→ **Set exercise**
Copy the lines below verbatim, from the line containing "- legend: Petrol" up to and including the line containing "- y-tick-label: 30%: [17, 391, 43, 406]".

— Begin Records to process —

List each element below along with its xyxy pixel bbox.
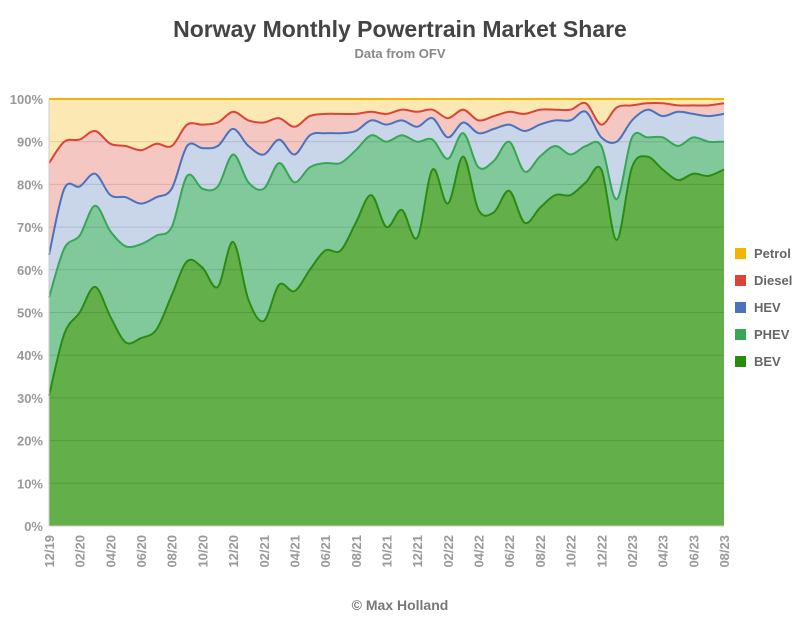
- legend: Petrol Diesel HEV PHEV BEV: [735, 240, 792, 375]
- legend-swatch: [735, 356, 746, 367]
- legend-swatch: [735, 329, 746, 340]
- x-tick-label: 12/20: [226, 535, 241, 568]
- line-hev: [48, 108, 725, 256]
- y-tick-label: 50%: [17, 306, 43, 321]
- y-tick-label: 60%: [17, 263, 43, 278]
- area-bev: [49, 156, 724, 527]
- x-tick-label: 12/22: [594, 535, 609, 568]
- x-tick-label: 08/20: [165, 535, 180, 568]
- y-tick-label: 30%: [17, 391, 43, 406]
- x-tick-label: 02/22: [441, 535, 456, 568]
- x-tick-label: 02/23: [625, 535, 640, 568]
- credit: © Max Holland: [351, 597, 449, 613]
- x-tick-label: 04/20: [103, 535, 118, 568]
- x-tick-label: 06/21: [318, 535, 333, 568]
- x-tick-label: 04/21: [287, 535, 302, 568]
- y-tick-label: 0%: [24, 519, 43, 534]
- line-bev: [48, 155, 725, 397]
- x-tick-label: 08/21: [349, 535, 364, 568]
- x-tick-label: 10/22: [564, 535, 579, 568]
- legend-label: PHEV: [754, 327, 790, 342]
- x-tick-label: 10/21: [380, 535, 395, 568]
- legend-label: Petrol: [754, 246, 791, 261]
- legend-label: HEV: [754, 300, 781, 315]
- x-tick-label: 02/21: [257, 535, 272, 568]
- area-diesel: [49, 102, 724, 255]
- legend-item-bev[interactable]: BEV: [735, 348, 792, 375]
- area-phev: [49, 132, 724, 396]
- y-tick-label: 70%: [17, 220, 43, 235]
- y-tick-label: 90%: [17, 135, 43, 150]
- legend-swatch: [735, 302, 746, 313]
- legend-label: Diesel: [754, 273, 793, 288]
- y-tick-label: 10%: [17, 476, 43, 491]
- x-tick-label: 08/23: [717, 535, 732, 568]
- line-diesel: [48, 101, 725, 164]
- legend-label: BEV: [754, 354, 781, 369]
- area-petrol: [49, 99, 724, 164]
- y-tick-label: 80%: [17, 177, 43, 192]
- x-tick-label: 06/23: [686, 535, 701, 568]
- y-tick-label: 100%: [10, 92, 44, 107]
- x-tick-label: 12/19: [42, 535, 57, 568]
- chart-subtitle: Data from OFV: [354, 46, 446, 61]
- x-tick-label: 06/20: [134, 535, 149, 568]
- x-tick-label: 08/22: [533, 535, 548, 568]
- x-tick-label: 06/22: [502, 535, 517, 568]
- area-hev: [49, 109, 724, 298]
- x-tick-label: 02/20: [73, 535, 88, 568]
- y-tick-label: 20%: [17, 434, 43, 449]
- x-tick-label: 10/20: [195, 535, 210, 568]
- legend-item-phev[interactable]: PHEV: [735, 321, 792, 348]
- legend-swatch: [735, 248, 746, 259]
- line-phev: [48, 131, 725, 298]
- y-tick-label: 40%: [17, 348, 43, 363]
- x-tick-label: 04/23: [656, 535, 671, 568]
- legend-item-petrol[interactable]: Petrol: [735, 240, 792, 267]
- legend-swatch: [735, 275, 746, 286]
- legend-item-diesel[interactable]: Diesel: [735, 267, 792, 294]
- chart-title: Norway Monthly Powertrain Market Share: [173, 16, 627, 42]
- legend-item-hev[interactable]: HEV: [735, 294, 792, 321]
- x-tick-label: 12/21: [410, 535, 425, 568]
- x-tick-label: 04/22: [472, 535, 487, 568]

— End Records to process —

→ **Correct answer**
- legend: Petrol Diesel HEV PHEV BEV: [735, 240, 792, 375]
- legend-swatch: [735, 356, 746, 367]
- legend-swatch: [735, 329, 746, 340]
- x-tick-label: 12/20: [226, 535, 241, 568]
- line-hev: [48, 108, 725, 256]
- y-tick-label: 50%: [17, 306, 43, 321]
- y-tick-label: 60%: [17, 263, 43, 278]
- area-bev: [49, 156, 724, 527]
- x-tick-label: 12/22: [594, 535, 609, 568]
- x-tick-label: 08/20: [165, 535, 180, 568]
- y-tick-label: 30%: [17, 391, 43, 406]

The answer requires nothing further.